(What you will do): In the material below, find all lines with the string "Wolke" and copy them.

(Given information):
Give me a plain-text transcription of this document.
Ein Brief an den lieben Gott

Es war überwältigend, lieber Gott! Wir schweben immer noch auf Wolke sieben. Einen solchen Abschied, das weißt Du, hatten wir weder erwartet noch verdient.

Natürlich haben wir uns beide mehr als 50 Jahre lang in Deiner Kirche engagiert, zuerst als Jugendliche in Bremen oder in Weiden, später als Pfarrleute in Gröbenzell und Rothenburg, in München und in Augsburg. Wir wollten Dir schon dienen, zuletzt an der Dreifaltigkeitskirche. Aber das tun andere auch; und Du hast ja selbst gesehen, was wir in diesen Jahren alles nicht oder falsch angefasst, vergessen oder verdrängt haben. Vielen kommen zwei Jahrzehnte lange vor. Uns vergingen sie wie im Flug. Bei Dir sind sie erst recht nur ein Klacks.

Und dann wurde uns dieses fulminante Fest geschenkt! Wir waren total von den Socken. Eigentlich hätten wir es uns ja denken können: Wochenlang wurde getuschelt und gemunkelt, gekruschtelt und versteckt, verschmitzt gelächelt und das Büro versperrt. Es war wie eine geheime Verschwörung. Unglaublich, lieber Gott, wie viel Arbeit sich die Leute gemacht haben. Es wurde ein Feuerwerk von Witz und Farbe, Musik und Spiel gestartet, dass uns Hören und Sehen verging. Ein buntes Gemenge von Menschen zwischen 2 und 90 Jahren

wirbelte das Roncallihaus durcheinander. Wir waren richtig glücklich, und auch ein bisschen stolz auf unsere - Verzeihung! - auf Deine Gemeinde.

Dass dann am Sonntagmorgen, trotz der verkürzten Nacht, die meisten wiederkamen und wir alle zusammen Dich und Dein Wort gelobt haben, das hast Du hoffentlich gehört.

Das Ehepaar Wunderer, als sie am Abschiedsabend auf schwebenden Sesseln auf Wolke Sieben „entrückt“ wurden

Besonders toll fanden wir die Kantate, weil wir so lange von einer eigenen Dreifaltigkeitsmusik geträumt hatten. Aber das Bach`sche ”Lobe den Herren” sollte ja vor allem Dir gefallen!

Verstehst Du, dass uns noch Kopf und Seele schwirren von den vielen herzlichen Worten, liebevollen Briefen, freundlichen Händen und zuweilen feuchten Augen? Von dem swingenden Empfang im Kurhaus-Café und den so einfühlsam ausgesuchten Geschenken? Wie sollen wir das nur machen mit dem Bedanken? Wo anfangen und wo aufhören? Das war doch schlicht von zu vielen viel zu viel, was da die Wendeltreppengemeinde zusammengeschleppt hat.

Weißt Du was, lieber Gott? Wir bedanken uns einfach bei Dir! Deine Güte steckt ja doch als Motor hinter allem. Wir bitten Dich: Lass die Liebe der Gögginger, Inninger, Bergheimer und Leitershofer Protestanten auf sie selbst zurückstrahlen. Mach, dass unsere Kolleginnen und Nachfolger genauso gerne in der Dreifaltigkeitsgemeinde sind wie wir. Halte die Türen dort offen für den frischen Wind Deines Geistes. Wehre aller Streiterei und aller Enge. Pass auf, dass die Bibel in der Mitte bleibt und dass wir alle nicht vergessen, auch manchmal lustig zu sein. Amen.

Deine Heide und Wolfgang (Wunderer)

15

...

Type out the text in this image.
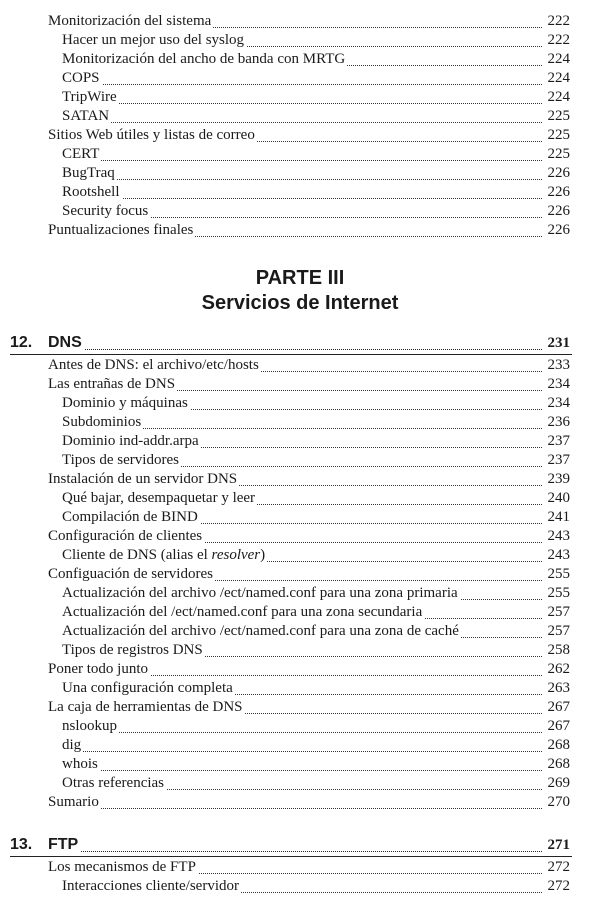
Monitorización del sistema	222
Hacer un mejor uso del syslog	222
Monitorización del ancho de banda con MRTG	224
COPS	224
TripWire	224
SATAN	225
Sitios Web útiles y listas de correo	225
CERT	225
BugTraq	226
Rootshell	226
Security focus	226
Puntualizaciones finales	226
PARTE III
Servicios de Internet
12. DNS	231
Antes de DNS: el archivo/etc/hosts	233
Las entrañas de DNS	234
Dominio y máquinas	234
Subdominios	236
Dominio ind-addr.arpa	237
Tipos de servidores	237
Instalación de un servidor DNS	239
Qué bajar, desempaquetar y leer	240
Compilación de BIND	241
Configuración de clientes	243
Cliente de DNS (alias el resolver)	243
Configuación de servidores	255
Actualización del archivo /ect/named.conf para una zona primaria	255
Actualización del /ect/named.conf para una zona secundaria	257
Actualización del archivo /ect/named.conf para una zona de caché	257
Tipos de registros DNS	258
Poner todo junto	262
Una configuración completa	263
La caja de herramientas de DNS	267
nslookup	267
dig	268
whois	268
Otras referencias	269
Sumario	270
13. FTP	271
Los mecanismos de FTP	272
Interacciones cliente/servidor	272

(Solution below):
Es war überwältigend, lieber Gott! Wir schweben immer noch auf Wolke sieben. Einen solchen Abschied, das weißt Du, hatten wir weder erwartet noch verdient.
Das Ehepaar Wunderer, als sie am Abschiedsabend auf schwebenden Sesseln auf Wolke Sieben „entrückt“ wurden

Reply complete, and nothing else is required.